Aim =
Extract all of the entries and set them down verbatim.
▼▼▼
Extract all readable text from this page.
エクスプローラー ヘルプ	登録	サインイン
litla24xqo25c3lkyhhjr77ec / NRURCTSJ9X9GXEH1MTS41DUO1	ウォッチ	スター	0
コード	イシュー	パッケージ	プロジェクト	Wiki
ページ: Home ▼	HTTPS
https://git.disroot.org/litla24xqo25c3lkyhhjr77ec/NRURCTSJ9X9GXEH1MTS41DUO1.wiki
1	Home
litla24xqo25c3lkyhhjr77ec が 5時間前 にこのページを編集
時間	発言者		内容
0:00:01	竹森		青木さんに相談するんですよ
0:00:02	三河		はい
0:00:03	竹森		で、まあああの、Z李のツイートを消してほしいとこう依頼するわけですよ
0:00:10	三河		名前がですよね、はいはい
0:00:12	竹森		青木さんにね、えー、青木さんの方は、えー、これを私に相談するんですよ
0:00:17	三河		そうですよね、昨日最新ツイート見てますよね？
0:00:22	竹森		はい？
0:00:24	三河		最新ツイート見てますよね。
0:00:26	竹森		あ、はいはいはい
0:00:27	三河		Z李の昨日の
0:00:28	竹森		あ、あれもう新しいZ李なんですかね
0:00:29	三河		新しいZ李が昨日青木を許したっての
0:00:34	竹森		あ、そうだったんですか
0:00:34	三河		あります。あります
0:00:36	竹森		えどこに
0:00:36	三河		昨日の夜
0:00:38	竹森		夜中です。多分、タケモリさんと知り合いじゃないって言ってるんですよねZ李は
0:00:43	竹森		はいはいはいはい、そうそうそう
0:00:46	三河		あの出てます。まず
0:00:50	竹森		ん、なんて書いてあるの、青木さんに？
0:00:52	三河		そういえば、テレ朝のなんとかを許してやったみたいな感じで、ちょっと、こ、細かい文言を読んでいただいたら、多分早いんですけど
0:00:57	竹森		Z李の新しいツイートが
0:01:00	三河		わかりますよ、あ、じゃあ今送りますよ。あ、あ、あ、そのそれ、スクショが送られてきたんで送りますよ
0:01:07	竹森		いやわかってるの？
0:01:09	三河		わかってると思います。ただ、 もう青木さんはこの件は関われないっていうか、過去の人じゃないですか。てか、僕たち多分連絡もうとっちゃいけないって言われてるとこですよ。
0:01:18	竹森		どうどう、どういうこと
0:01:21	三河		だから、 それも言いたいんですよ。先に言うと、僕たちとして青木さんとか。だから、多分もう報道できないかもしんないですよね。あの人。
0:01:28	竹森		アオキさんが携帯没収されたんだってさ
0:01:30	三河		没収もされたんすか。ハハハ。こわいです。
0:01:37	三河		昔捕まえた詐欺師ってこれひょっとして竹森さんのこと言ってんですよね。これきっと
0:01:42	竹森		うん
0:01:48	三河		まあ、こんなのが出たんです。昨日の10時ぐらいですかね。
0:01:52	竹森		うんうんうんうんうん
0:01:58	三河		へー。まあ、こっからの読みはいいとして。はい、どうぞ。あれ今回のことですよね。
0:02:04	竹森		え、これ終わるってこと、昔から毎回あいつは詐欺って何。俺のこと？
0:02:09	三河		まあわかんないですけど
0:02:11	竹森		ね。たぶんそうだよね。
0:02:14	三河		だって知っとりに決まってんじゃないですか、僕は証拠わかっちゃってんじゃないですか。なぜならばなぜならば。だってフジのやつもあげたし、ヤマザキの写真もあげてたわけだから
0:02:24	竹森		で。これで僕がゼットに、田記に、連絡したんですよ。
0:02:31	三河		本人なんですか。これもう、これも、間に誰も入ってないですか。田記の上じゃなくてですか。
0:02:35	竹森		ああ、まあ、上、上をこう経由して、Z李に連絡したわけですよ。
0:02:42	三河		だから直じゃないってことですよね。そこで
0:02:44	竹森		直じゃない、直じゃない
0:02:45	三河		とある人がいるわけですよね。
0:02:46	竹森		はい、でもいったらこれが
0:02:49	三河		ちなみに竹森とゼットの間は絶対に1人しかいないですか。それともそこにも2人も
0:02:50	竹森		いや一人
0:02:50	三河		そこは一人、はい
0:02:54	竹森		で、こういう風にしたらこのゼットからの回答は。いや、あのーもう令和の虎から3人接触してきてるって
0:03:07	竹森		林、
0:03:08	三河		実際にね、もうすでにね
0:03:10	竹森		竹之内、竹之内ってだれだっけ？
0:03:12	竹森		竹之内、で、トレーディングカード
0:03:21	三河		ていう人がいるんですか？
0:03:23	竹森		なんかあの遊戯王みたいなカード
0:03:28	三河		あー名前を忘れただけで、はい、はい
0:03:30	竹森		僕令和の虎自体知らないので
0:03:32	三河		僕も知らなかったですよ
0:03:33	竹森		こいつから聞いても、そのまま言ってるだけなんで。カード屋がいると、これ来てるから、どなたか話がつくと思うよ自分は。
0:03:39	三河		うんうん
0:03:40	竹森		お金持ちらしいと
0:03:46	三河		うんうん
▲▲▲
Task response =
Extract all readable text from this page.
エクスプローラー ヘルプ	登録	サインイン
litla24xqo25c3lkyhhjr77ec / NRURCTSJ9X9GXEH1MTS41DUO1	ウォッチ	スター	0
コード	イシュー	パッケージ	プロジェクト	Wiki
ページ: Home ▼	HTTPS
https://git.disroot.org/litla24xqo25c3lkyhhjr77ec/NRURCTSJ9X9GXEH1MTS41DUO1.wiki
1	Home
litla24xqo25c3lkyhhjr77ec が 5時間前 にこのページを編集
時間	発言者		内容
0:00:01	竹森		青木さんに相談するんですよ
0:00:02	三河		はい
0:00:03	竹森		で、まあああの、Z李のツイートを消してほしいとこう依頼するわけですよ
0:00:10	三河		名前がですよね、はいはい
0:00:12	竹森		青木さんにね、えー、青木さんの方は、えー、これを私に相談するんですよ
0:00:17	三河		そうですよね、昨日最新ツイート見てますよね？
0:00:22	竹森		はい？
0:00:24	三河		最新ツイート見てますよね。
0:00:26	竹森		あ、はいはいはい
0:00:27	三河		Z李の昨日の
0:00:28	竹森		あ、あれもう新しいZ李なんですかね
0:00:29	三河		新しいZ李が昨日青木を許したっての
0:00:34	竹森		あ、そうだったんですか
0:00:34	三河		あります。あります
0:00:36	竹森		えどこに
0:00:36	三河		昨日の夜
0:00:38	竹森		夜中です。多分、タケモリさんと知り合いじゃないって言ってるんですよねZ李は
0:00:43	竹森		はいはいはいはい、そうそうそう
0:00:46	三河		あの出てます。まず
0:00:50	竹森		ん、なんて書いてあるの、青木さんに？
0:00:52	三河		そういえば、テレ朝のなんとかを許してやったみたいな感じで、ちょっと、こ、細かい文言を読んでいただいたら、多分早いんですけど
0:00:57	竹森		Z李の新しいツイートが
0:01:00	三河		わかりますよ、あ、じゃあ今送りますよ。あ、あ、あ、そのそれ、スクショが送られてきたんで送りますよ
0:01:07	竹森		いやわかってるの？
0:01:09	三河		わかってると思います。ただ、 もう青木さんはこの件は関われないっていうか、過去の人じゃないですか。てか、僕たち多分連絡もうとっちゃいけないって言われてるとこですよ。
0:01:18	竹森		どうどう、どういうこと
0:01:21	三河		だから、 それも言いたいんですよ。先に言うと、僕たちとして青木さんとか。だから、多分もう報道できないかもしんないですよね。あの人。
0:01:28	竹森		アオキさんが携帯没収されたんだってさ
0:01:30	三河		没収もされたんすか。ハハハ。こわいです。
0:01:37	三河		昔捕まえた詐欺師ってこれひょっとして竹森さんのこと言ってんですよね。これきっと
0:01:42	竹森		うん
0:01:48	三河		まあ、こんなのが出たんです。昨日の10時ぐらいですかね。
0:01:52	竹森		うんうんうんうんうん
0:01:58	三河		へー。まあ、こっからの読みはいいとして。はい、どうぞ。あれ今回のことですよね。
0:02:04	竹森		え、これ終わるってこと、昔から毎回あいつは詐欺って何。俺のこと？
0:02:09	三河		まあわかんないですけど
0:02:11	竹森		ね。たぶんそうだよね。
0:02:14	三河		だって知っとりに決まってんじゃないですか、僕は証拠わかっちゃってんじゃないですか。なぜならばなぜならば。だってフジのやつもあげたし、ヤマザキの写真もあげてたわけだから
0:02:24	竹森		で。これで僕がゼットに、田記に、連絡したんですよ。
0:02:31	三河		本人なんですか。これもう、これも、間に誰も入ってないですか。田記の上じゃなくてですか。
0:02:35	竹森		ああ、まあ、上、上をこう経由して、Z李に連絡したわけですよ。
0:02:42	三河		だから直じゃないってことですよね。そこで
0:02:44	竹森		直じゃない、直じゃない
0:02:45	三河		とある人がいるわけですよね。
0:02:46	竹森		はい、でもいったらこれが
0:02:49	三河		ちなみに竹森とゼットの間は絶対に1人しかいないですか。それともそこにも2人も
0:02:50	竹森		いや一人
0:02:50	三河		そこは一人、はい
0:02:54	竹森		で、こういう風にしたらこのゼットからの回答は。いや、あのーもう令和の虎から3人接触してきてるって
0:03:07	竹森		林、
0:03:08	三河		実際にね、もうすでにね
0:03:10	竹森		竹之内、竹之内ってだれだっけ？
0:03:12	竹森		竹之内、で、トレーディングカード
0:03:21	三河		ていう人がいるんですか？
0:03:23	竹森		なんかあの遊戯王みたいなカード
0:03:28	三河		あー名前を忘れただけで、はい、はい
0:03:30	竹森		僕令和の虎自体知らないので
0:03:32	三河		僕も知らなかったですよ
0:03:33	竹森		こいつから聞いても、そのまま言ってるだけなんで。カード屋がいると、これ来てるから、どなたか話がつくと思うよ自分は。
0:03:39	三河		うんうん
0:03:40	竹森		お金持ちらしいと
0:03:46	三河		うんうん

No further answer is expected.